- Texto mostrado -

Porque no nos hagamos los sorprendidos: la política se volvió un espectáculo esperpéntico, sí, pero porque el público —nosotros, el respetable— aplaudimos con frenesí cada nuevo capítulo del show.
Hoy el verdadero Congreso está en los comentarios de Instagram o Twitter. Y el verdadero periodista… a veces parece sacado del reparto de un programa de espectáculos, el periodismo en estos días es tan cierto como los ovnis sobre Bernal.
Y no, no exageramos.
La “nota dura” ha sido reemplazada por el “chisme blando”. El reportaje se convirtió en reseña de outfit. El análisis, en infografía de pictoline. Antes, un periodista se jugaba el pellejo por sacar una historia de corrupción; hoy se juega el ángulo de la selfie con el algún político en el brunch dominical. ¡Ah, el nuevo periodismo! Que ni investiga ni incomoda, pero eso sí: sabe usar Canva.
Y, por si fuera poco, algunos de estos nuevos “comunicadores” ya no se contentan con ser voceros disfrazados de reporteros: ahora también opinan… sin contexto, sin datos, pero con mucha víscera, porque, al final las opiniones son como las nalgas, todas tienen una.

- Extractos de datos -
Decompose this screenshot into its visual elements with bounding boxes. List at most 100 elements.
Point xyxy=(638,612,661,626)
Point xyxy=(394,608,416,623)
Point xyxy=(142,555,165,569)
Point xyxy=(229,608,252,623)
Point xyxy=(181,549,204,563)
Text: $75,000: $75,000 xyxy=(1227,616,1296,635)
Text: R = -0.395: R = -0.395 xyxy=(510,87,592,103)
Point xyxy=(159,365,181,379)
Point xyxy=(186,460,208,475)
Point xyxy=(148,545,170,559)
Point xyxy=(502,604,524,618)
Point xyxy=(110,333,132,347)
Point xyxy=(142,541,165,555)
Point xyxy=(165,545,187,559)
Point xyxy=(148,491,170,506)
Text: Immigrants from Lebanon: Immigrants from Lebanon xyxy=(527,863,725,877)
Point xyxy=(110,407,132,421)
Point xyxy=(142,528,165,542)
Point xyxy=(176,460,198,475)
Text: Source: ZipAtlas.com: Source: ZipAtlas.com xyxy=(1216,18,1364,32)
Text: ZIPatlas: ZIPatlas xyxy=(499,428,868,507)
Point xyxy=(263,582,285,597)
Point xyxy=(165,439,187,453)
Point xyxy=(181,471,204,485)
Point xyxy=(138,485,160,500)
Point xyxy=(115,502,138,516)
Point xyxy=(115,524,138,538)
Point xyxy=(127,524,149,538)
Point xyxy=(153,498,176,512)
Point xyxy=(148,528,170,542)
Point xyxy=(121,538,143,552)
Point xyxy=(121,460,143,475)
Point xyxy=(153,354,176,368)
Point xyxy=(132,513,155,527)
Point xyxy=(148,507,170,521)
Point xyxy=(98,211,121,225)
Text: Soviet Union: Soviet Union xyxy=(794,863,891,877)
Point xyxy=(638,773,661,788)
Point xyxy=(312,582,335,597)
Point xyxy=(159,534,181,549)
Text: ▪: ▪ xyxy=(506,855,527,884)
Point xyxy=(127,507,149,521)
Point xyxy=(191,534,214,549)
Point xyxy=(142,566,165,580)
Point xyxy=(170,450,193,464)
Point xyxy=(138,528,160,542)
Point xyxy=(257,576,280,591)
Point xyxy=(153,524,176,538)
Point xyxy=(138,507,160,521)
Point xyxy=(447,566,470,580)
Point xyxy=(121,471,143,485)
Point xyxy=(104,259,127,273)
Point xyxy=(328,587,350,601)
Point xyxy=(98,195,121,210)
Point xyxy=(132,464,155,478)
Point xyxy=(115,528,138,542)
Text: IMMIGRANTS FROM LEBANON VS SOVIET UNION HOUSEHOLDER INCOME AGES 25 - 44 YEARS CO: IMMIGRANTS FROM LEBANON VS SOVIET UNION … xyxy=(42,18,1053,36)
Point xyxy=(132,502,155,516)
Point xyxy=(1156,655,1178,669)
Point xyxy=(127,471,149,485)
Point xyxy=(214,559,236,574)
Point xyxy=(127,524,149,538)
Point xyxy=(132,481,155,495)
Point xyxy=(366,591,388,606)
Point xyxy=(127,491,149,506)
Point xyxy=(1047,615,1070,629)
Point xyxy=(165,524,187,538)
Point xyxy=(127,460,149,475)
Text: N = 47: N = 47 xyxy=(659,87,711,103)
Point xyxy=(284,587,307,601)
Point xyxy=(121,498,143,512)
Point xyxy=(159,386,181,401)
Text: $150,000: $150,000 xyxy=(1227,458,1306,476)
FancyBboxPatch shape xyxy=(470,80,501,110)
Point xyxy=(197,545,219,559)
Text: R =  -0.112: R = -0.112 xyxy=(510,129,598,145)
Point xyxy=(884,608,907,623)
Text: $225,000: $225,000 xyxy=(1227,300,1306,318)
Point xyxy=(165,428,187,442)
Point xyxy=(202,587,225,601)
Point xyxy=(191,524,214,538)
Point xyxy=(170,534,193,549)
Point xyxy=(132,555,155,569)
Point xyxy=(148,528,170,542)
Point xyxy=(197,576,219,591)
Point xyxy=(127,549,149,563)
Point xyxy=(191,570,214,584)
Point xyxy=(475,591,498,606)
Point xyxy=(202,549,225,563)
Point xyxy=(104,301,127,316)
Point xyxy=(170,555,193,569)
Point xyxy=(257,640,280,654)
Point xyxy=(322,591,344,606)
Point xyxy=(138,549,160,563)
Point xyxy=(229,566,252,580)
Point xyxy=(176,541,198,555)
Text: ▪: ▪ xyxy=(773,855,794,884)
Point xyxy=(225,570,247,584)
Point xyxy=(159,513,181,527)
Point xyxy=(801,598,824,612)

- Descripción de la tarea -
Imprime íntegro el texto sobre política y periodismo, sin alterar ningún carácter. Las líneas no guardan relación con el texto sobre política y periodismo.

- Solución del problema -
Porque no nos hagamos los sorprendidos: la política se volvió un espectáculo esperpéntico, sí, pero porque el público —nosotros, el respetable— aplaudimos con frenesí cada nuevo capítulo del show.
Hoy el verdadero Congreso está en los comentarios de Instagram o Twitter. Y el verdadero periodista… a veces parece sacado del reparto de un programa de espectáculos, el periodismo en estos días es tan cierto como los ovnis sobre Bernal.
Y no, no exageramos.
La “nota dura” ha sido reemplazada por el “chisme blando”. El reportaje se convirtió en reseña de outfit. El análisis, en infografía de pictoline. Antes, un periodista se jugaba el pellejo por sacar una historia de corrupción; hoy se juega el ángulo de la selfie con el algún político en el brunch dominical. ¡Ah, el nuevo periodismo! Que ni investiga ni incomoda, pero eso sí: sabe usar Canva.
Y, por si fuera poco, algunos de estos nuevos “comunicadores” ya no se contentan con ser voceros disfrazados de reporteros: ahora también opinan… sin contexto, sin datos, pero con mucha víscera, porque, al final las opiniones son como las nalgas, todas tienen una.